▶ [WHAT YOU NEED TO DO]: In the records below, locate the line containing "What data populates", then output that line and all later lines exactly, through the last one.

▶ [EXERCISE INPUT]:
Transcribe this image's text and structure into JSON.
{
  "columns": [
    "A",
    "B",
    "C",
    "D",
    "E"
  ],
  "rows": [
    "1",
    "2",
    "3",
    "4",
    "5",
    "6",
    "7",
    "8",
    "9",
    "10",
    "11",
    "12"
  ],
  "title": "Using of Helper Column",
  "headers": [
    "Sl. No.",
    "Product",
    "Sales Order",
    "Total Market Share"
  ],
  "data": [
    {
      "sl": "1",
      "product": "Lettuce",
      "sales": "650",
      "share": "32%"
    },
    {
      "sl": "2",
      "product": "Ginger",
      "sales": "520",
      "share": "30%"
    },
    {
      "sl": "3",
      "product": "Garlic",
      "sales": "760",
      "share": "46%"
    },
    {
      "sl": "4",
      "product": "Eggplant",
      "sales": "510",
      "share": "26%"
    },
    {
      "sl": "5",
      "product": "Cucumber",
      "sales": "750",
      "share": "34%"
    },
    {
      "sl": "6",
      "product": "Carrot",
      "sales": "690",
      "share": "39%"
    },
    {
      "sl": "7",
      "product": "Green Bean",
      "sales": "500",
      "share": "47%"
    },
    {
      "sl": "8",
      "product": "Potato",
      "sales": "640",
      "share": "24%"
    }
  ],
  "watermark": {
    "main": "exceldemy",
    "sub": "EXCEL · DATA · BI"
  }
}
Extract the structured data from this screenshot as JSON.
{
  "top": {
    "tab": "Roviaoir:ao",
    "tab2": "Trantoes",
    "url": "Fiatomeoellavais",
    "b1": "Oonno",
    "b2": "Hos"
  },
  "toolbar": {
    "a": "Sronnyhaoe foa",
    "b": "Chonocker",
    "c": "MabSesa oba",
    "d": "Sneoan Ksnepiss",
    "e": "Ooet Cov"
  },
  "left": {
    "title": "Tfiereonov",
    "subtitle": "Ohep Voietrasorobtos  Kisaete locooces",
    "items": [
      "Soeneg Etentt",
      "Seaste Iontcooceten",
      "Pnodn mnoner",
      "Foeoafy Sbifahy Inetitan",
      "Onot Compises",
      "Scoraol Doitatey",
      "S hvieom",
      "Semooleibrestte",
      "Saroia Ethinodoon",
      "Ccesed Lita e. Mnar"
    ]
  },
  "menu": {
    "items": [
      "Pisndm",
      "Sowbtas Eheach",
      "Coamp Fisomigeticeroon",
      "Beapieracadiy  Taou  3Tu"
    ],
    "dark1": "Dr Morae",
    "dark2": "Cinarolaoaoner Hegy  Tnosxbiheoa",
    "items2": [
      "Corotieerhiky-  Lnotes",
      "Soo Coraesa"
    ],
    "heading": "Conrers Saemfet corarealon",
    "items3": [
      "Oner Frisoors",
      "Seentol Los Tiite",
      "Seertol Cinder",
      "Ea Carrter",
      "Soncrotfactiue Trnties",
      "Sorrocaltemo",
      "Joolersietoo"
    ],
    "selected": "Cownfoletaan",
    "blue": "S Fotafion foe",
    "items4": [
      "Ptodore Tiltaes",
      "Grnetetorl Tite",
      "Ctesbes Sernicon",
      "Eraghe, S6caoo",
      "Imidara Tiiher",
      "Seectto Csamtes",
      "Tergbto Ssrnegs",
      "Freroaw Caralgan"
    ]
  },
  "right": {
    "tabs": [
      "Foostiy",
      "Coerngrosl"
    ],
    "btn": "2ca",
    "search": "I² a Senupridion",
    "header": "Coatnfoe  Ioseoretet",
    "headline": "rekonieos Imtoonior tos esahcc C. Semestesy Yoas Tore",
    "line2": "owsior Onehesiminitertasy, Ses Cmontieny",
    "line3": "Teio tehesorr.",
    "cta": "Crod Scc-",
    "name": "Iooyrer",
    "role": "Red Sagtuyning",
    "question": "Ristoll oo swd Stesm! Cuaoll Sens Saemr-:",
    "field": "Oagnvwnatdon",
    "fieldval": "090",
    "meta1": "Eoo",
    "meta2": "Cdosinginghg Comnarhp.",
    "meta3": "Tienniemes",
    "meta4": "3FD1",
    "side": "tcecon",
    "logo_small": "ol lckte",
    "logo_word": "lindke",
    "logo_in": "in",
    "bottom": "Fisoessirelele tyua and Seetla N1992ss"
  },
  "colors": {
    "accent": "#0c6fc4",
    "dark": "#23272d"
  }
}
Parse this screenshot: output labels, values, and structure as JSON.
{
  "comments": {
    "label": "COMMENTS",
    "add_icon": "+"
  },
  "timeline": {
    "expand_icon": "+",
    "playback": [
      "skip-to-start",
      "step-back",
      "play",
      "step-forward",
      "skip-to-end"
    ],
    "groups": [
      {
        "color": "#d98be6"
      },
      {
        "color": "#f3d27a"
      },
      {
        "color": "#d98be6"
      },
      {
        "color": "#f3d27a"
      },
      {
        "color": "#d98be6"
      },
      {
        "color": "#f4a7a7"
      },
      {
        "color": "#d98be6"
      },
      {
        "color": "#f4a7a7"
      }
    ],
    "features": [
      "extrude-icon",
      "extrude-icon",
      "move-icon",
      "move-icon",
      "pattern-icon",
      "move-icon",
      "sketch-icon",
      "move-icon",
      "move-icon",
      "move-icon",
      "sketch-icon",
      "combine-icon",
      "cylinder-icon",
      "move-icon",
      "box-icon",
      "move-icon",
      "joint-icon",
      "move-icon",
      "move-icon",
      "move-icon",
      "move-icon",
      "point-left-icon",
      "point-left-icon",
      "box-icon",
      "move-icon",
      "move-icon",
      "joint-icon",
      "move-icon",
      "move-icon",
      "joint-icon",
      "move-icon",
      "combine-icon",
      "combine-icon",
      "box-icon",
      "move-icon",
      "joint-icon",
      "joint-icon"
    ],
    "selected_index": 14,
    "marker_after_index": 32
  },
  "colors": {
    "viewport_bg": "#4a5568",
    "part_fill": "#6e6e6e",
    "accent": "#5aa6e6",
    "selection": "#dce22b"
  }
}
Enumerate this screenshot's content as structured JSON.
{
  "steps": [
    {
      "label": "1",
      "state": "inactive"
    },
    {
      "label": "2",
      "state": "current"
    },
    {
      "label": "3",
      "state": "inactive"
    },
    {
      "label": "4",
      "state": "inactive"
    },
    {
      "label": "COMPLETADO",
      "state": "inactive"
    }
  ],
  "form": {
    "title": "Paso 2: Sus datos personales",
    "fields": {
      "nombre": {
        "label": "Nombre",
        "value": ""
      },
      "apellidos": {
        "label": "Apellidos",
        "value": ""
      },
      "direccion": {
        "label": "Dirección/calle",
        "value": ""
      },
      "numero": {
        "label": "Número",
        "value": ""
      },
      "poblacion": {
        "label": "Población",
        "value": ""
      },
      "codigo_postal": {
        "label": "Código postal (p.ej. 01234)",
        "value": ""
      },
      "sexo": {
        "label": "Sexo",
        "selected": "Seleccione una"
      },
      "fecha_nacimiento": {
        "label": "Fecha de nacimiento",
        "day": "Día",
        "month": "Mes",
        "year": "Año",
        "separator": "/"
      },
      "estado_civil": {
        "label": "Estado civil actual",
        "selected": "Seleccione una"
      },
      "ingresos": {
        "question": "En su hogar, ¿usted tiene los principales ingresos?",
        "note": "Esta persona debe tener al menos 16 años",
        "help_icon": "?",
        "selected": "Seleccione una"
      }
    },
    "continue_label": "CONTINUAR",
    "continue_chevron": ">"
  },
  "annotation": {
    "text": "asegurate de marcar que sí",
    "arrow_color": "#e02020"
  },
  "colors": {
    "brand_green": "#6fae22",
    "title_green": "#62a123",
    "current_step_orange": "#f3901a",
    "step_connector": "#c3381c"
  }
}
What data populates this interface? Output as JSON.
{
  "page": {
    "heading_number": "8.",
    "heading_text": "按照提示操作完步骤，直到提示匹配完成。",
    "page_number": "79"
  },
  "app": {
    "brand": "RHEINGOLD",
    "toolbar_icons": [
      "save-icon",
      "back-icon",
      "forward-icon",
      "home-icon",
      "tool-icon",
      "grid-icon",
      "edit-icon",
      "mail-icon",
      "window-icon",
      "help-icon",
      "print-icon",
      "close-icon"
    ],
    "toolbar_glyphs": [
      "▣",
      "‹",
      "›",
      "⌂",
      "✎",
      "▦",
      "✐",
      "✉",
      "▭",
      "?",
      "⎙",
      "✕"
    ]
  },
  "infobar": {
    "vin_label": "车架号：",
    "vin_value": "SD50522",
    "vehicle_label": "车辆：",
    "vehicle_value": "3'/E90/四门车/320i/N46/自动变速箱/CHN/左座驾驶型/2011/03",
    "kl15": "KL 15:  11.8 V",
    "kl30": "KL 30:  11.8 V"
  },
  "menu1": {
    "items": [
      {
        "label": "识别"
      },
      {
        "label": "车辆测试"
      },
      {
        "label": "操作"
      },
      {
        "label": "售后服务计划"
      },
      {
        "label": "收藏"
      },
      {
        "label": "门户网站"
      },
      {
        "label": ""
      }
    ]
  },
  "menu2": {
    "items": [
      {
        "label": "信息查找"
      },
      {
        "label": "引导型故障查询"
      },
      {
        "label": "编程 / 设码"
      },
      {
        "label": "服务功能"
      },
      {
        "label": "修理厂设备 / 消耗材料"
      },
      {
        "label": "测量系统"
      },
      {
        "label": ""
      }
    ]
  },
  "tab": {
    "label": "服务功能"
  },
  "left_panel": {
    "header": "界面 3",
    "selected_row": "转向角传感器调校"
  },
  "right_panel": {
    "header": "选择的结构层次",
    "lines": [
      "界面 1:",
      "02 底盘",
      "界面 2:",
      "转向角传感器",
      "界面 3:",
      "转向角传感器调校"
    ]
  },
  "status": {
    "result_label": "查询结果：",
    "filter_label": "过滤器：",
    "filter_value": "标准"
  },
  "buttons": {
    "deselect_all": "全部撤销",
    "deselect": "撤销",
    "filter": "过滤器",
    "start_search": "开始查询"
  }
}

▶ [SOLUTION TO THE EXERCISE]:
What data populates this interface? Output as JSON.
{
  "page": {
    "heading_number": "8.",
    "heading_text": "按照提示操作完步骤，直到提示匹配完成。",
    "page_number": "79"
  },
  "app": {
    "brand": "RHEINGOLD",
    "toolbar_icons": [
      "save-icon",
      "back-icon",
      "forward-icon",
      "home-icon",
      "tool-icon",
      "grid-icon",
      "edit-icon",
      "mail-icon",
      "window-icon",
      "help-icon",
      "print-icon",
      "close-icon"
    ],
    "toolbar_glyphs": [
      "▣",
      "‹",
      "›",
      "⌂",
      "✎",
      "▦",
      "✐",
      "✉",
      "▭",
      "?",
      "⎙",
      "✕"
    ]
  },
  "infobar": {
    "vin_label": "车架号：",
    "vin_value": "SD50522",
    "vehicle_label": "车辆：",
    "vehicle_value": "3'/E90/四门车/320i/N46/自动变速箱/CHN/左座驾驶型/2011/03",
    "kl15": "KL 15:  11.8 V",
    "kl30": "KL 30:  11.8 V"
  },
  "menu1": {
    "items": [
      {
        "label": "识别"
      },
      {
        "label": "车辆测试"
      },
      {
        "label": "操作"
      },
      {
        "label": "售后服务计划"
      },
      {
        "label": "收藏"
      },
      {
        "label": "门户网站"
      },
      {
        "label": ""
      }
    ]
  },
  "menu2": {
    "items": [
      {
        "label": "信息查找"
      },
      {
        "label": "引导型故障查询"
      },
      {
        "label": "编程 / 设码"
      },
      {
        "label": "服务功能"
      },
      {
        "label": "修理厂设备 / 消耗材料"
      },
      {
        "label": "测量系统"
      },
      {
        "label": ""
      }
    ]
  },
  "tab": {
    "label": "服务功能"
  },
  "left_panel": {
    "header": "界面 3",
    "selected_row": "转向角传感器调校"
  },
  "right_panel": {
    "header": "选择的结构层次",
    "lines": [
      "界面 1:",
      "02 底盘",
      "界面 2:",
      "转向角传感器",
      "界面 3:",
      "转向角传感器调校"
    ]
  },
  "status": {
    "result_label": "查询结果：",
    "filter_label": "过滤器：",
    "filter_value": "标准"
  },
  "buttons": {
    "deselect_all": "全部撤销",
    "deselect": "撤销",
    "filter": "过滤器",
    "start_search": "开始查询"
  }
}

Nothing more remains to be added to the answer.